:: YOUR GOAL ::
Where a line contains the string "Horário", copy that line.

(Data excerpts)

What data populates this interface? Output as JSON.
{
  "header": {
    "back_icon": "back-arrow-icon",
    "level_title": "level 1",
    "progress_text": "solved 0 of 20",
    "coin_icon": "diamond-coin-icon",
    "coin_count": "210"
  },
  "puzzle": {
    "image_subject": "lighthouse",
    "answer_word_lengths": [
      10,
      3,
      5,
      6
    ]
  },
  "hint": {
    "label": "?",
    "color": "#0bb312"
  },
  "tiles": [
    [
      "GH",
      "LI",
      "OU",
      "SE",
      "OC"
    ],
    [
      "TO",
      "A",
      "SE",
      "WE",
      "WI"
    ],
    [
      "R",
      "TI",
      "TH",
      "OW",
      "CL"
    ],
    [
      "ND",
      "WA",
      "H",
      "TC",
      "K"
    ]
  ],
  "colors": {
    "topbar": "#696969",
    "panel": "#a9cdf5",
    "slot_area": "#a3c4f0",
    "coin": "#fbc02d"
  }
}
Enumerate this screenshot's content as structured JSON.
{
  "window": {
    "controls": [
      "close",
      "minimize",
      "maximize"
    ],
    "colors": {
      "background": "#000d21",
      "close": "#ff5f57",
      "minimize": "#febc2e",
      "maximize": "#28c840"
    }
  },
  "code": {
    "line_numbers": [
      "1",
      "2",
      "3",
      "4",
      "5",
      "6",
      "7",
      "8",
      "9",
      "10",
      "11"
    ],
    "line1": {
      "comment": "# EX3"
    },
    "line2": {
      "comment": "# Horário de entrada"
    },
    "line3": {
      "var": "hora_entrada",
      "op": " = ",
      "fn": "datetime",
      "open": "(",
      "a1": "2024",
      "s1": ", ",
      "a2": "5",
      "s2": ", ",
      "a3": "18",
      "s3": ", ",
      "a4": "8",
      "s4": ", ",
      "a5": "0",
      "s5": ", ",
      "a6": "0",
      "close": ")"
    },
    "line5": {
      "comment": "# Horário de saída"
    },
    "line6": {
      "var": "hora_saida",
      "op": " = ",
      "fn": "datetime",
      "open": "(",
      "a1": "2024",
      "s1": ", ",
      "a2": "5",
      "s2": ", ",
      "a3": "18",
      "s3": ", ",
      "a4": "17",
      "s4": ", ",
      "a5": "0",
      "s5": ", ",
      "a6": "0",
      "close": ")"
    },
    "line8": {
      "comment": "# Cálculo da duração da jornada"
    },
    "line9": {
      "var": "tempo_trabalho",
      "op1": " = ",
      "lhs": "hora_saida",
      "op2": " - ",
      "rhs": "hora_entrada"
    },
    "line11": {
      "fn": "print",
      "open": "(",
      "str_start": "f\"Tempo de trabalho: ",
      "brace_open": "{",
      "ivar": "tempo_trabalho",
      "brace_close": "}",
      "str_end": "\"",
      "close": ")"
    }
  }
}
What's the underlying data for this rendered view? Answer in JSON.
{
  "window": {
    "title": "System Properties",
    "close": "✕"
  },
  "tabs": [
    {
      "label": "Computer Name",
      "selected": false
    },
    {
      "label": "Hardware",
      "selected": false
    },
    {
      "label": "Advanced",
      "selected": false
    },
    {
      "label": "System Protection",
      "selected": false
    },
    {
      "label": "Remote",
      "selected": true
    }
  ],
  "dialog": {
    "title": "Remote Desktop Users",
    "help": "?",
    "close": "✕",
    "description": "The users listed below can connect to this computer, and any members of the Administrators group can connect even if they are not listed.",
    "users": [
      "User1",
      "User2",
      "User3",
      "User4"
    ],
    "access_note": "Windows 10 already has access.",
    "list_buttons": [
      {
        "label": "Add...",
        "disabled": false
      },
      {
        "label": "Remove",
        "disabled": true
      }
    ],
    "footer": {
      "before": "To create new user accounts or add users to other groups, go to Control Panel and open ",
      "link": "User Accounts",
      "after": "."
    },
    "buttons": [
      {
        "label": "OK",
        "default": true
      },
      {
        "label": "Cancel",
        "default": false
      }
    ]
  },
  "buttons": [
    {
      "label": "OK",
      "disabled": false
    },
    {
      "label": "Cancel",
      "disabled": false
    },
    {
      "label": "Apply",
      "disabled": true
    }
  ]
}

:: ANSWER FOR THIS EXERCISE ::
      "comment": "# Horário de entrada"
      "comment": "# Horário de saída"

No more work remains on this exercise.